■ **TASK DETAILS**
Pick out each line of the data below that contains the string "désactivez" and copy it. Matching is case-sensitive.

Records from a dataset

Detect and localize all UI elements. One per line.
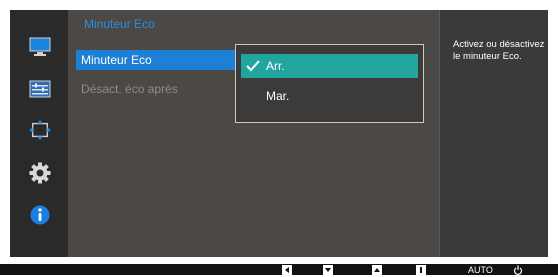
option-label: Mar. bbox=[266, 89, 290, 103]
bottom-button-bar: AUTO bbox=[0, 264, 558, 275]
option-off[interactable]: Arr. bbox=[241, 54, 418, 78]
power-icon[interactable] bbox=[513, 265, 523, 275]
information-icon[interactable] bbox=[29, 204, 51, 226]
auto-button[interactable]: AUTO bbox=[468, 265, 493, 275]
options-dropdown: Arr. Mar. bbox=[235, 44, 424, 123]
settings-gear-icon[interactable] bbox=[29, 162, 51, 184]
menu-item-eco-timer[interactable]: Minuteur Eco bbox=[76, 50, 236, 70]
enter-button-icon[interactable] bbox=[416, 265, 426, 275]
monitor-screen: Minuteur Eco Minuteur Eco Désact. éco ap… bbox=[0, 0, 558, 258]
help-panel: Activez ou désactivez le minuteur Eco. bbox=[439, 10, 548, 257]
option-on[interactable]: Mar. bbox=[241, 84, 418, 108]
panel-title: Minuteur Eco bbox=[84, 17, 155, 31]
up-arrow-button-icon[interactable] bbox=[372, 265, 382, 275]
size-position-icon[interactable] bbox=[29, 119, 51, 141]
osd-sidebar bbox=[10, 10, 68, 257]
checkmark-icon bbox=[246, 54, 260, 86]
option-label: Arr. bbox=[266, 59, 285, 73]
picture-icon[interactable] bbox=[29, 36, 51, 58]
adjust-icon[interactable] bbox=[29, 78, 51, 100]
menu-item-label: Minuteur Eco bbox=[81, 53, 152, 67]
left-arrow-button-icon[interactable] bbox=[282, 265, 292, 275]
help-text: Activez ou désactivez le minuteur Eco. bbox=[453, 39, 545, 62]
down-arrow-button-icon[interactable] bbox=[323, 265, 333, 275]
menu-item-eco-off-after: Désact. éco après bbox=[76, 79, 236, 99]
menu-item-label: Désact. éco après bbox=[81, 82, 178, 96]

■ **FINISHED EXERCISE**
help-panel: Activez ou désactivez le minuteur Eco. bbox=[439, 10, 548, 257]
help-text: Activez ou désactivez le minuteur Eco. bbox=[453, 39, 545, 62]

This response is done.